## Task requirements
Extract the complete listing and output it unchanged.

## Record excerpts
◆ ◆ ◆ ◆ ◆

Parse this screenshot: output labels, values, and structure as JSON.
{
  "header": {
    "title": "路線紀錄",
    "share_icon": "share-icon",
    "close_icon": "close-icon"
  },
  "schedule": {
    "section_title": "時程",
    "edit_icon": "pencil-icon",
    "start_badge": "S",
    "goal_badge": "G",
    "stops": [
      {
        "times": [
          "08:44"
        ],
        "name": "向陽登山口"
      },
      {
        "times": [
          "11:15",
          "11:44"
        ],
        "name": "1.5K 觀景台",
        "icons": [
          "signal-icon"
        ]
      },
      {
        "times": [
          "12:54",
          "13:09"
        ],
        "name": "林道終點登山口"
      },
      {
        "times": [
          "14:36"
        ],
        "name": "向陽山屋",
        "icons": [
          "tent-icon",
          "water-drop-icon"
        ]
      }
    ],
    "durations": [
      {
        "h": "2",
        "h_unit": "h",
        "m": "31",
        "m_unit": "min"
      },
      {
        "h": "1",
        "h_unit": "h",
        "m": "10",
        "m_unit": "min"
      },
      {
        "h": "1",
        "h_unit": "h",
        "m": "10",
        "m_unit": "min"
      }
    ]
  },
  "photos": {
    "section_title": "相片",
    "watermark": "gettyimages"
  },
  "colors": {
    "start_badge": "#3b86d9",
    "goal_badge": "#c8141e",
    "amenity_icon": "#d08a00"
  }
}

◆ ◆ ◆ ◆ ◆

## Result below
Parse this screenshot: output labels, values, and structure as JSON.
{
  "header": {
    "title": "路線紀錄",
    "share_icon": "share-icon",
    "close_icon": "close-icon"
  },
  "schedule": {
    "section_title": "時程",
    "edit_icon": "pencil-icon",
    "start_badge": "S",
    "goal_badge": "G",
    "stops": [
      {
        "times": [
          "08:44"
        ],
        "name": "向陽登山口"
      },
      {
        "times": [
          "11:15",
          "11:44"
        ],
        "name": "1.5K 觀景台",
        "icons": [
          "signal-icon"
        ]
      },
      {
        "times": [
          "12:54",
          "13:09"
        ],
        "name": "林道終點登山口"
      },
      {
        "times": [
          "14:36"
        ],
        "name": "向陽山屋",
        "icons": [
          "tent-icon",
          "water-drop-icon"
        ]
      }
    ],
    "durations": [
      {
        "h": "2",
        "h_unit": "h",
        "m": "31",
        "m_unit": "min"
      },
      {
        "h": "1",
        "h_unit": "h",
        "m": "10",
        "m_unit": "min"
      },
      {
        "h": "1",
        "h_unit": "h",
        "m": "10",
        "m_unit": "min"
      }
    ]
  },
  "photos": {
    "section_title": "相片",
    "watermark": "gettyimages"
  },
  "colors": {
    "start_badge": "#3b86d9",
    "goal_badge": "#c8141e",
    "amenity_icon": "#d08a00"
  }
}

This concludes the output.